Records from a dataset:
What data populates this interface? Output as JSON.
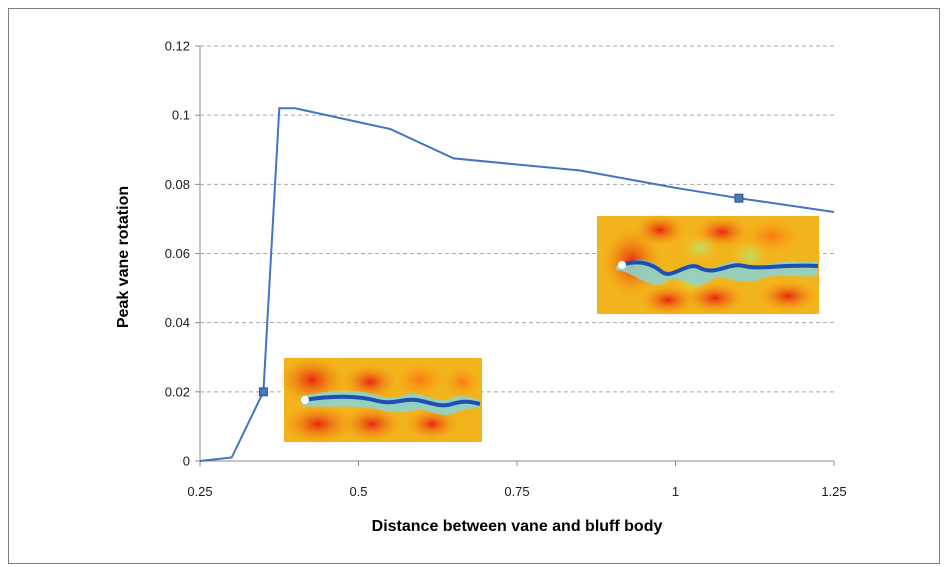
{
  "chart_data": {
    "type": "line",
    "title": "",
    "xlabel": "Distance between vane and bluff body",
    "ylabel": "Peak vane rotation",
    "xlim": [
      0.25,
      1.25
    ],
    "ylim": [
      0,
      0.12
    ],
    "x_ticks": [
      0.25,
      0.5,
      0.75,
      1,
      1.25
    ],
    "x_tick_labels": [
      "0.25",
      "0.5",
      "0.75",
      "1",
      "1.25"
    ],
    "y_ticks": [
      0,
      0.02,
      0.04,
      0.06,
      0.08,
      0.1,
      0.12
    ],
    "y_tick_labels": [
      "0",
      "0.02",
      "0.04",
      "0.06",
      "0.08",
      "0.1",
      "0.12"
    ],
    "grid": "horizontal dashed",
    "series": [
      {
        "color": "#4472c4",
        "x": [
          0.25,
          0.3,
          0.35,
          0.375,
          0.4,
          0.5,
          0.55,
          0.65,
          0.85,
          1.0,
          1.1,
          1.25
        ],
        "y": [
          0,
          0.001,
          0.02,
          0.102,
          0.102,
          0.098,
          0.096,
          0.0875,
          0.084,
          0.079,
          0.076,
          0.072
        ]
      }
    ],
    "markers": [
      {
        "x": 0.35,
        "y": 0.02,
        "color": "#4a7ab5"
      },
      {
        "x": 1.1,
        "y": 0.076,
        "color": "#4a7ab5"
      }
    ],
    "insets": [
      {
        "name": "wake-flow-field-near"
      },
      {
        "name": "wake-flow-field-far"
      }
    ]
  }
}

▶ _Problem to solve_
Output the entries above exactly. Drop the pictures.

▶ _Complete response_
What data populates this interface? Output as JSON.
{
  "chart_data": {
    "type": "line",
    "title": "",
    "xlabel": "Distance between vane and bluff body",
    "ylabel": "Peak vane rotation",
    "xlim": [
      0.25,
      1.25
    ],
    "ylim": [
      0,
      0.12
    ],
    "x_ticks": [
      0.25,
      0.5,
      0.75,
      1,
      1.25
    ],
    "x_tick_labels": [
      "0.25",
      "0.5",
      "0.75",
      "1",
      "1.25"
    ],
    "y_ticks": [
      0,
      0.02,
      0.04,
      0.06,
      0.08,
      0.1,
      0.12
    ],
    "y_tick_labels": [
      "0",
      "0.02",
      "0.04",
      "0.06",
      "0.08",
      "0.1",
      "0.12"
    ],
    "grid": "horizontal dashed",
    "series": [
      {
        "color": "#4472c4",
        "x": [
          0.25,
          0.3,
          0.35,
          0.375,
          0.4,
          0.5,
          0.55,
          0.65,
          0.85,
          1.0,
          1.1,
          1.25
        ],
        "y": [
          0,
          0.001,
          0.02,
          0.102,
          0.102,
          0.098,
          0.096,
          0.0875,
          0.084,
          0.079,
          0.076,
          0.072
        ]
      }
    ],
    "markers": [
      {
        "x": 0.35,
        "y": 0.02,
        "color": "#4a7ab5"
      },
      {
        "x": 1.1,
        "y": 0.076,
        "color": "#4a7ab5"
      }
    ],
    "insets": [
      {
        "name": "wake-flow-field-near"
      },
      {
        "name": "wake-flow-field-far"
      }
    ]
  }
}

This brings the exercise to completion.